* Start DATA SUPPLIED *

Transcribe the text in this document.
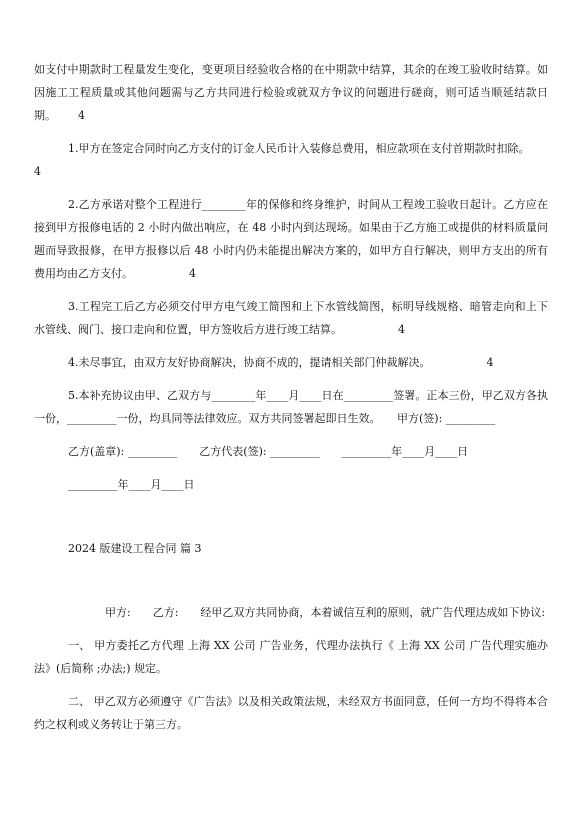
如支付中期款时工程量发生变化，变更项目经验收合格的在中期款中结算，其余的在竣工验收时结算。如因施工工程质量或其他问题需与乙方共同进行检验或就双方争议的问题进行磋商，则可适当顺延结款日期。 4

1.甲方在签定合同时向乙方支付的订金人民币计入装修总费用，相应款项在支付首期款时扣除。

4

2.乙方承诺对整个工程进行________年的保修和终身维护，时间从工程竣工验收日起计。乙方应在接到甲方报修电话的 2 小时内做出响应，在 48 小时内到达现场。如果由于乙方施工或提供的材料质量问题而导致报修，在甲方报修以后 48 小时内仍未能提出解决方案的，如甲方自行解决，则甲方支出的所有费用均由乙方支付。	4

3.工程完工后乙方必须交付甲方电气竣工简图和上下水管线简图，标明导线规格、暗管走向和上下水管线、阀门、接口走向和位置，甲方签收后方进行竣工结算。	4

4.未尽事宜，由双方友好协商解决，协商不成的，提请相关部门仲裁解决。	4

5.本补充协议由甲、乙双方与________年____月____日在_________签署。正本三份，甲乙双方各执一份，_________一份，均具同等法律效应。双方共同签署起即日生效。　　甲方(签): _________

乙方(盖章): _________　　乙方代表(签): _________　　_________年____月____日

_________年____月____日

2024 版建设工程合同 篇 3

甲方:　　乙方:　　经甲乙双方共同协商，本着诚信互利的原则，就广告代理达成如下协议:

一、 甲方委托乙方代理 上海 XX 公司 广告业务，代理办法执行《 上海 XX 公司 广告代理实施办法》(后简称 ;办法;) 规定。

二、 甲乙双方必须遵守《广告法》以及相关政策法规，未经双方书面同意，任何一方均不得将本合约之权利或义务转让于第三方。
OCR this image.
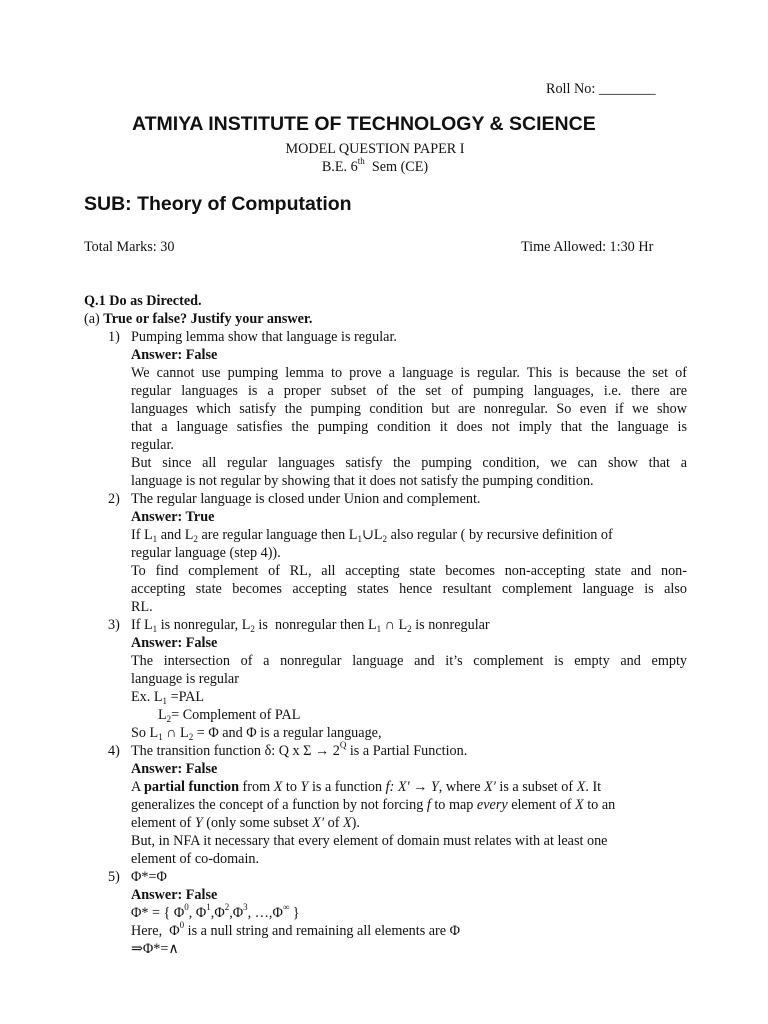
Roll No: ________
ATMIYA INSTITUTE OF TECHNOLOGY & SCIENCE
MODEL QUESTION PAPER I
B.E. 6th  Sem (CE)
SUB: Theory of Computation
Total Marks: 30	Time Allowed: 1:30 Hr
Q.1 Do as Directed.
(a) True or false? Justify your answer.
1) Pumping lemma show that language is regular.
Answer: False
We cannot use pumping lemma to prove a language is regular. This is because the set of
regular languages is a proper subset of the set of pumping languages, i.e. there are
languages which satisfy the pumping condition but are nonregular. So even if we show
that a language satisfies the pumping condition it does not imply that the language is
regular.
But since all regular languages satisfy the pumping condition, we can show that a
language is not regular by showing that it does not satisfy the pumping condition.
2) The regular language is closed under Union and complement.
Answer: True
If $L_1$ and $L_2$ are regular language then $L_1\cup L_2$ also regular ( by recursive definition of
regular language (step 4)).
To find complement of RL, all accepting state becomes non-accepting state and non-
accepting state becomes accepting states hence resultant complement language is also
RL.
3) If $L_1$ is nonregular, $L_2$ is  nonregular then $L_1$ ∩ $L_2$ is nonregular
Answer: False
The intersection of a nonregular language and it’s complement is empty and empty
language is regular
Ex. $L_1 =PAL$
$L_2=$ Complement of PAL
So $L_1$ ∩ $L_2 = \Phi$ and Φ is a regular language,
4) The transition function δ: Q x $\Sigma \to 2^Q$ is a Partial Function.
Answer: False
A partial function from X to Y is a function f: X′ → Y, where X′ is a subset of X. It
generalizes the concept of a function by not forcing f to map every element of X to an
element of Y (only some subset X′ of X).
But, in NFA it necessary that every element of domain must relates with at least one
element of co-domain.
5) Φ*=Φ
Answer: False
Φ* = { $\Phi^0$, $\Phi^1,\Phi^2,\Phi^3$, …,Φ∞ }
Here,  $\Phi^0$ is a null string and remaining all elements are Φ
⇒Φ*=∧
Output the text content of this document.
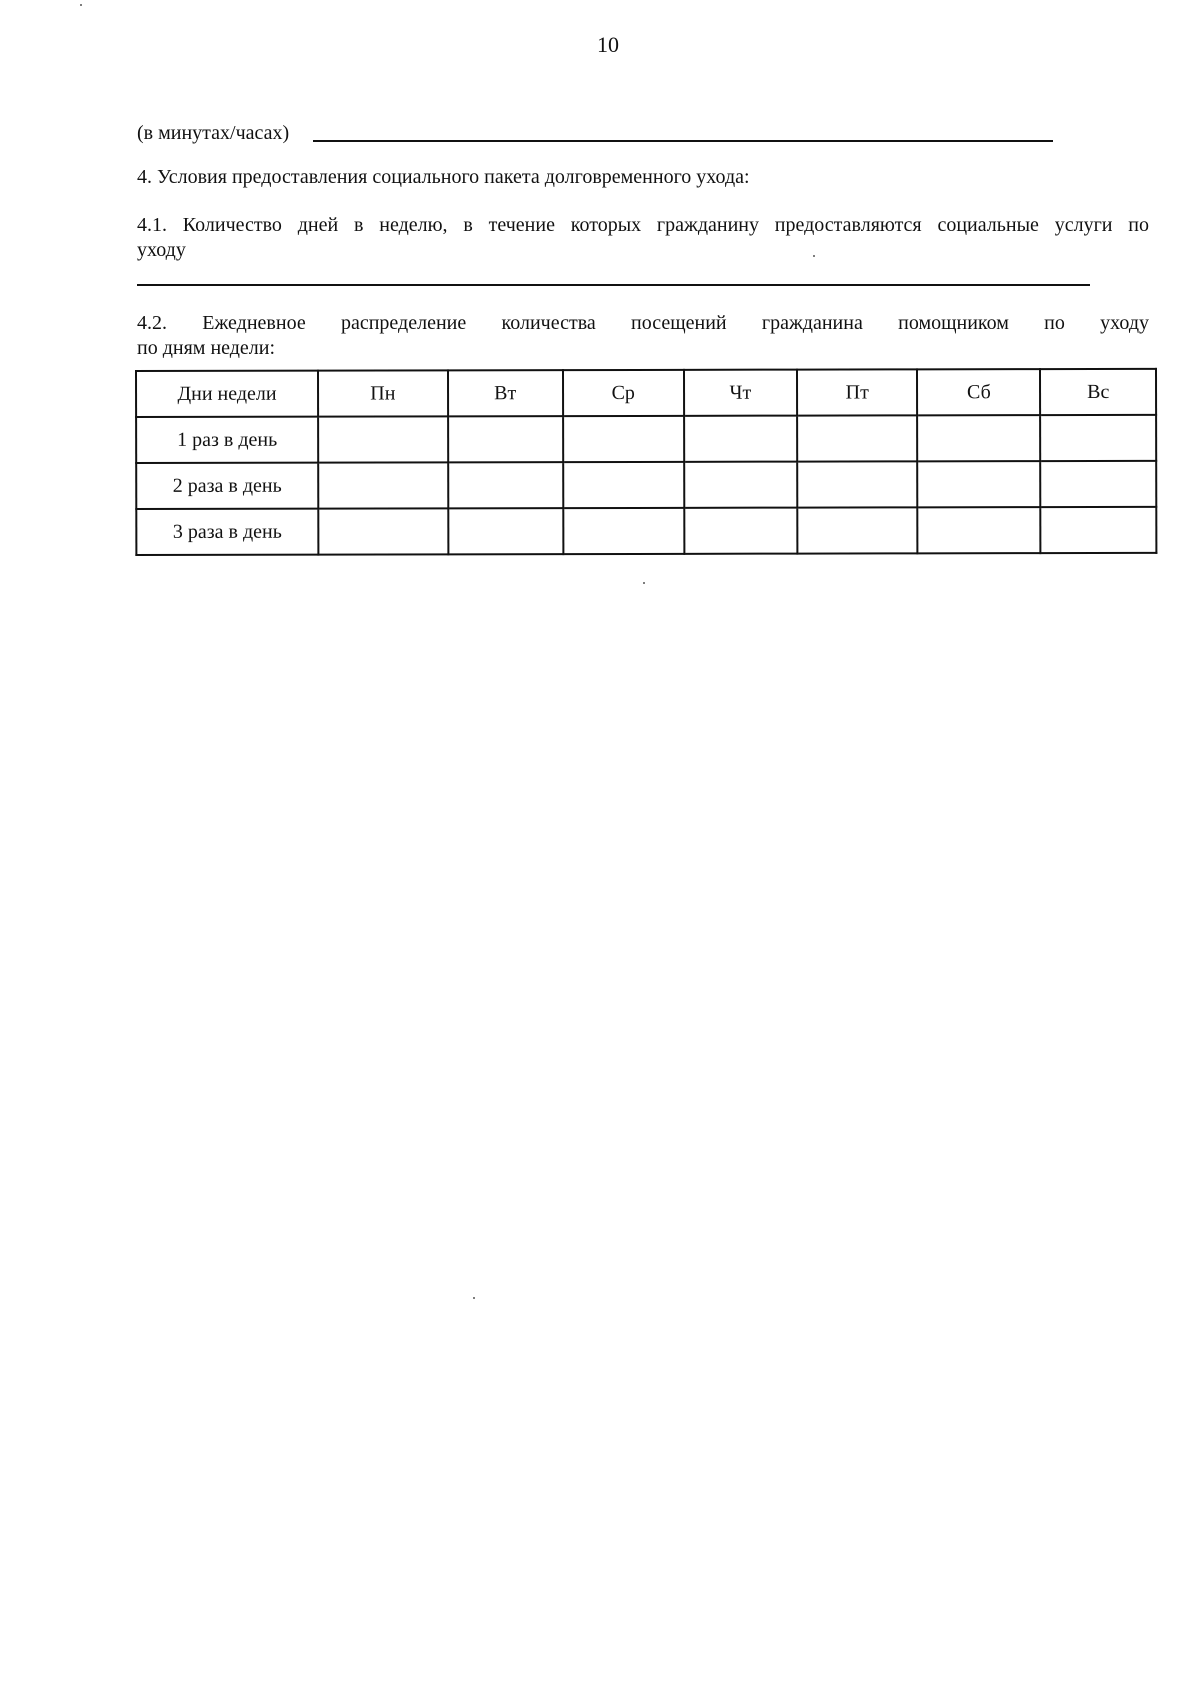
10
(в минутах/часах)
4. Условия предоставления социального пакета долговременного ухода:
4.1. Количество дней в неделю, в течение которых гражданину предоставляются социальные услуги по
уходу
4.2. Ежедневное распределение количества посещений гражданина помощником по уходу
по дням недели:
Дни недели	Пн	Вт	Ср	Чт	Пт	Сб	Вс
1 раз в день							
2 раза в день							
3 раза в день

* End DATA SUPPLIED *

STATED EXERCISE:
Every entry above should be duplicated exactly. Do not include the images.

THE RESULT:
Transcribe the text in this document.
如支付中期款时工程量发生变化，变更项目经验收合格的在中期款中结算，其余的在竣工验收时结算。如因施工工程质量或其他问题需与乙方共同进行检验或就双方争议的问题进行磋商，则可适当顺延结款日期。 4

1.甲方在签定合同时向乙方支付的订金人民币计入装修总费用，相应款项在支付首期款时扣除。

4

2.乙方承诺对整个工程进行________年的保修和终身维护，时间从工程竣工验收日起计。乙方应在接到甲方报修电话的 2 小时内做出响应，在 48 小时内到达现场。如果由于乙方施工或提供的材料质量问题而导致报修，在甲方报修以后 48 小时内仍未能提出解决方案的，如甲方自行解决，则甲方支出的所有费用均由乙方支付。	4

3.工程完工后乙方必须交付甲方电气竣工简图和上下水管线简图，标明导线规格、暗管走向和上下水管线、阀门、接口走向和位置，甲方签收后方进行竣工结算。	4

4.未尽事宜，由双方友好协商解决，协商不成的，提请相关部门仲裁解决。	4

5.本补充协议由甲、乙双方与________年____月____日在_________签署。正本三份，甲乙双方各执一份，_________一份，均具同等法律效应。双方共同签署起即日生效。　　甲方(签): _________

乙方(盖章): _________　　乙方代表(签): _________　　_________年____月____日

_________年____月____日

2024 版建设工程合同 篇 3

甲方:　　乙方:　　经甲乙双方共同协商，本着诚信互利的原则，就广告代理达成如下协议:

一、 甲方委托乙方代理 上海 XX 公司 广告业务，代理办法执行《 上海 XX 公司 广告代理实施办法》(后简称 ;办法;) 规定。

二、 甲乙双方必须遵守《广告法》以及相关政策法规，未经双方书面同意，任何一方均不得将本合约之权利或义务转让于第三方。
OCR this image.
Roll No: ________
ATMIYA INSTITUTE OF TECHNOLOGY & SCIENCE
MODEL QUESTION PAPER I
B.E. 6th  Sem (CE)
SUB: Theory of Computation
Total Marks: 30	Time Allowed: 1:30 Hr
Q.1 Do as Directed.
(a) True or false? Justify your answer.
1) Pumping lemma show that language is regular.
Answer: False
We cannot use pumping lemma to prove a language is regular. This is because the set of
regular languages is a proper subset of the set of pumping languages, i.e. there are
languages which satisfy the pumping condition but are nonregular. So even if we show
that a language satisfies the pumping condition it does not imply that the language is
regular.
But since all regular languages satisfy the pumping condition, we can show that a
language is not regular by showing that it does not satisfy the pumping condition.
2) The regular language is closed under Union and complement.
Answer: True
If $L_1$ and $L_2$ are regular language then $L_1\cup L_2$ also regular ( by recursive definition of
regular language (step 4)).
To find complement of RL, all accepting state becomes non-accepting state and non-
accepting state becomes accepting states hence resultant complement language is also
RL.
3) If $L_1$ is nonregular, $L_2$ is  nonregular then $L_1$ ∩ $L_2$ is nonregular
Answer: False
The intersection of a nonregular language and it’s complement is empty and empty
language is regular
Ex. $L_1 =PAL$
$L_2=$ Complement of PAL
So $L_1$ ∩ $L_2 = \Phi$ and Φ is a regular language,
4) The transition function δ: Q x $\Sigma \to 2^Q$ is a Partial Function.
Answer: False
A partial function from X to Y is a function f: X′ → Y, where X′ is a subset of X. It
generalizes the concept of a function by not forcing f to map every element of X to an
element of Y (only some subset X′ of X).
But, in NFA it necessary that every element of domain must relates with at least one
element of co-domain.
5) Φ*=Φ
Answer: False
Φ* = { $\Phi^0$, $\Phi^1,\Phi^2,\Phi^3$, …,Φ∞ }
Here,  $\Phi^0$ is a null string and remaining all elements are Φ
⇒Φ*=∧
Output the text content of this document.
10
(в минутах/часах)
4. Условия предоставления социального пакета долговременного ухода:
4.1. Количество дней в неделю, в течение которых гражданину предоставляются социальные услуги по
уходу
4.2. Ежедневное распределение количества посещений гражданина помощником по уходу
по дням недели:
Дни недели	Пн	Вт	Ср	Чт	Пт	Сб	Вс
1 раз в день							
2 раза в день							
3 раза в день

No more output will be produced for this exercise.